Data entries
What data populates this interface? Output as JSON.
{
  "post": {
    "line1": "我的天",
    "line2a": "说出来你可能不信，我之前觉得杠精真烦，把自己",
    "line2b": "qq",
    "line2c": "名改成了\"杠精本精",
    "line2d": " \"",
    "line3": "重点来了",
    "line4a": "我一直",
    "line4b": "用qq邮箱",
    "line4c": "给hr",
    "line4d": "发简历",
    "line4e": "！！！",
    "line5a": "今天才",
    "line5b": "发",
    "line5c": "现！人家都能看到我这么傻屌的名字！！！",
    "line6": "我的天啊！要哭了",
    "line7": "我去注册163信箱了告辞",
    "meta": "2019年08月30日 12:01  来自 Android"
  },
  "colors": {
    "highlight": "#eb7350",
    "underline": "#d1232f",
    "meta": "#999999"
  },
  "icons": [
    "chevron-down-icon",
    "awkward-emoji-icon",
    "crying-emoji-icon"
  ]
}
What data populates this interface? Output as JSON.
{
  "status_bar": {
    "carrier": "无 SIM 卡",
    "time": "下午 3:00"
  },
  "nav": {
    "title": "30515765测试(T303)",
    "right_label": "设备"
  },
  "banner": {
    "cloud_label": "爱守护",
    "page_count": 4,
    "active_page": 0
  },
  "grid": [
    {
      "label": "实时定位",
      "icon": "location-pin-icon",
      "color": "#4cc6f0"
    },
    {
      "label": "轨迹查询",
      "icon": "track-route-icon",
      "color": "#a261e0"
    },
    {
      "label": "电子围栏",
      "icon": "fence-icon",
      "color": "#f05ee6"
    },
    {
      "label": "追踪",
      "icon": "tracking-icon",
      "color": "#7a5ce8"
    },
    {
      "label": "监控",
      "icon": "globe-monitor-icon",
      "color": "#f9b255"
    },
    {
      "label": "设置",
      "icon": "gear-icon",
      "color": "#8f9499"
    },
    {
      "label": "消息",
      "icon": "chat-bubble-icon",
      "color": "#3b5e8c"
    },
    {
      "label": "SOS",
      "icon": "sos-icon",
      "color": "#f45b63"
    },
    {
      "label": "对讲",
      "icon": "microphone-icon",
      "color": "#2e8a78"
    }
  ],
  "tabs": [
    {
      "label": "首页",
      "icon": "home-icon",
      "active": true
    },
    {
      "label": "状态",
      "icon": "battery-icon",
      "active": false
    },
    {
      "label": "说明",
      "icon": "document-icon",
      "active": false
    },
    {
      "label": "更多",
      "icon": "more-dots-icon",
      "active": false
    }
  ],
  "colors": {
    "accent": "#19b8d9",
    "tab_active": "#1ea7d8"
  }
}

■ Request
Copy out the whole listing exactly.

■ Result of the task
What data populates this interface? Output as JSON.
{
  "post": {
    "line1": "我的天",
    "line2a": "说出来你可能不信，我之前觉得杠精真烦，把自己",
    "line2b": "qq",
    "line2c": "名改成了\"杠精本精",
    "line2d": " \"",
    "line3": "重点来了",
    "line4a": "我一直",
    "line4b": "用qq邮箱",
    "line4c": "给hr",
    "line4d": "发简历",
    "line4e": "！！！",
    "line5a": "今天才",
    "line5b": "发",
    "line5c": "现！人家都能看到我这么傻屌的名字！！！",
    "line6": "我的天啊！要哭了",
    "line7": "我去注册163信箱了告辞",
    "meta": "2019年08月30日 12:01  来自 Android"
  },
  "colors": {
    "highlight": "#eb7350",
    "underline": "#d1232f",
    "meta": "#999999"
  },
  "icons": [
    "chevron-down-icon",
    "awkward-emoji-icon",
    "crying-emoji-icon"
  ]
}
What data populates this interface? Output as JSON.
{
  "status_bar": {
    "carrier": "无 SIM 卡",
    "time": "下午 3:00"
  },
  "nav": {
    "title": "30515765测试(T303)",
    "right_label": "设备"
  },
  "banner": {
    "cloud_label": "爱守护",
    "page_count": 4,
    "active_page": 0
  },
  "grid": [
    {
      "label": "实时定位",
      "icon": "location-pin-icon",
      "color": "#4cc6f0"
    },
    {
      "label": "轨迹查询",
      "icon": "track-route-icon",
      "color": "#a261e0"
    },
    {
      "label": "电子围栏",
      "icon": "fence-icon",
      "color": "#f05ee6"
    },
    {
      "label": "追踪",
      "icon": "tracking-icon",
      "color": "#7a5ce8"
    },
    {
      "label": "监控",
      "icon": "globe-monitor-icon",
      "color": "#f9b255"
    },
    {
      "label": "设置",
      "icon": "gear-icon",
      "color": "#8f9499"
    },
    {
      "label": "消息",
      "icon": "chat-bubble-icon",
      "color": "#3b5e8c"
    },
    {
      "label": "SOS",
      "icon": "sos-icon",
      "color": "#f45b63"
    },
    {
      "label": "对讲",
      "icon": "microphone-icon",
      "color": "#2e8a78"
    }
  ],
  "tabs": [
    {
      "label": "首页",
      "icon": "home-icon",
      "active": true
    },
    {
      "label": "状态",
      "icon": "battery-icon",
      "active": false
    },
    {
      "label": "说明",
      "icon": "document-icon",
      "active": false
    },
    {
      "label": "更多",
      "icon": "more-dots-icon",
      "active": false
    }
  ],
  "colors": {
    "accent": "#19b8d9",
    "tab_active": "#1ea7d8"
  }
}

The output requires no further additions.